Given task:
Take all the material and copy it exactly.

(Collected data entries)
☆ ☆ ☆ ☆
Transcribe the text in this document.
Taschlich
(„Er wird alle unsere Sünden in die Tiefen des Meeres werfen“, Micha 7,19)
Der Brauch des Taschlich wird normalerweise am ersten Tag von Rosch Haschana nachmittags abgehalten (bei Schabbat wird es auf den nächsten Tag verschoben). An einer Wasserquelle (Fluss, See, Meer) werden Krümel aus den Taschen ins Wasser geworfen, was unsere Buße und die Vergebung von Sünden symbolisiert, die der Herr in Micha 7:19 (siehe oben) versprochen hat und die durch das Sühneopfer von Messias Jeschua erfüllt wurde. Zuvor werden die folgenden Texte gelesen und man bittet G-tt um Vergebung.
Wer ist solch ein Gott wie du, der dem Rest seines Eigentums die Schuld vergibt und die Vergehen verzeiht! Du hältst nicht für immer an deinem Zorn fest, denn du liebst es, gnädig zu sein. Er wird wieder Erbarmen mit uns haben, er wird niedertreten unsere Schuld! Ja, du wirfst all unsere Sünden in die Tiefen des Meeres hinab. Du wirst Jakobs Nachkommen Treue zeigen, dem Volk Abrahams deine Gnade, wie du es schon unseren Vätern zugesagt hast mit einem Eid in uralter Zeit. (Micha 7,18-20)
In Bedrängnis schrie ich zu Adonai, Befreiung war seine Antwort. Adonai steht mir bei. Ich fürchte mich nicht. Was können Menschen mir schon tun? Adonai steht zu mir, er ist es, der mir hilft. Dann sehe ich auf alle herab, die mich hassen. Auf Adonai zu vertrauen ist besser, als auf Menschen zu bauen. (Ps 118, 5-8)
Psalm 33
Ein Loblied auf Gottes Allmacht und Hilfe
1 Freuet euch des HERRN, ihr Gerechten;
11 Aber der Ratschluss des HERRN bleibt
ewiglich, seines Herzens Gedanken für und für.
☆ ☆ ☆ ☆
Final answer:
Transcribe the text in this document.
Taschlich
(„Er wird alle unsere Sünden in die Tiefen des Meeres werfen“, Micha 7,19)
Der Brauch des Taschlich wird normalerweise am ersten Tag von Rosch Haschana nachmittags abgehalten (bei Schabbat wird es auf den nächsten Tag verschoben). An einer Wasserquelle (Fluss, See, Meer) werden Krümel aus den Taschen ins Wasser geworfen, was unsere Buße und die Vergebung von Sünden symbolisiert, die der Herr in Micha 7:19 (siehe oben) versprochen hat und die durch das Sühneopfer von Messias Jeschua erfüllt wurde. Zuvor werden die folgenden Texte gelesen und man bittet G-tt um Vergebung.
Wer ist solch ein Gott wie du, der dem Rest seines Eigentums die Schuld vergibt und die Vergehen verzeiht! Du hältst nicht für immer an deinem Zorn fest, denn du liebst es, gnädig zu sein. Er wird wieder Erbarmen mit uns haben, er wird niedertreten unsere Schuld! Ja, du wirfst all unsere Sünden in die Tiefen des Meeres hinab. Du wirst Jakobs Nachkommen Treue zeigen, dem Volk Abrahams deine Gnade, wie du es schon unseren Vätern zugesagt hast mit einem Eid in uralter Zeit. (Micha 7,18-20)
In Bedrängnis schrie ich zu Adonai, Befreiung war seine Antwort. Adonai steht mir bei. Ich fürchte mich nicht. Was können Menschen mir schon tun? Adonai steht zu mir, er ist es, der mir hilft. Dann sehe ich auf alle herab, die mich hassen. Auf Adonai zu vertrauen ist besser, als auf Menschen zu bauen. (Ps 118, 5-8)
Psalm 33
Ein Loblied auf Gottes Allmacht und Hilfe
1 Freuet euch des HERRN, ihr Gerechten;
11 Aber der Ratschluss des HERRN bleibt
ewiglich, seines Herzens Gedanken für und für.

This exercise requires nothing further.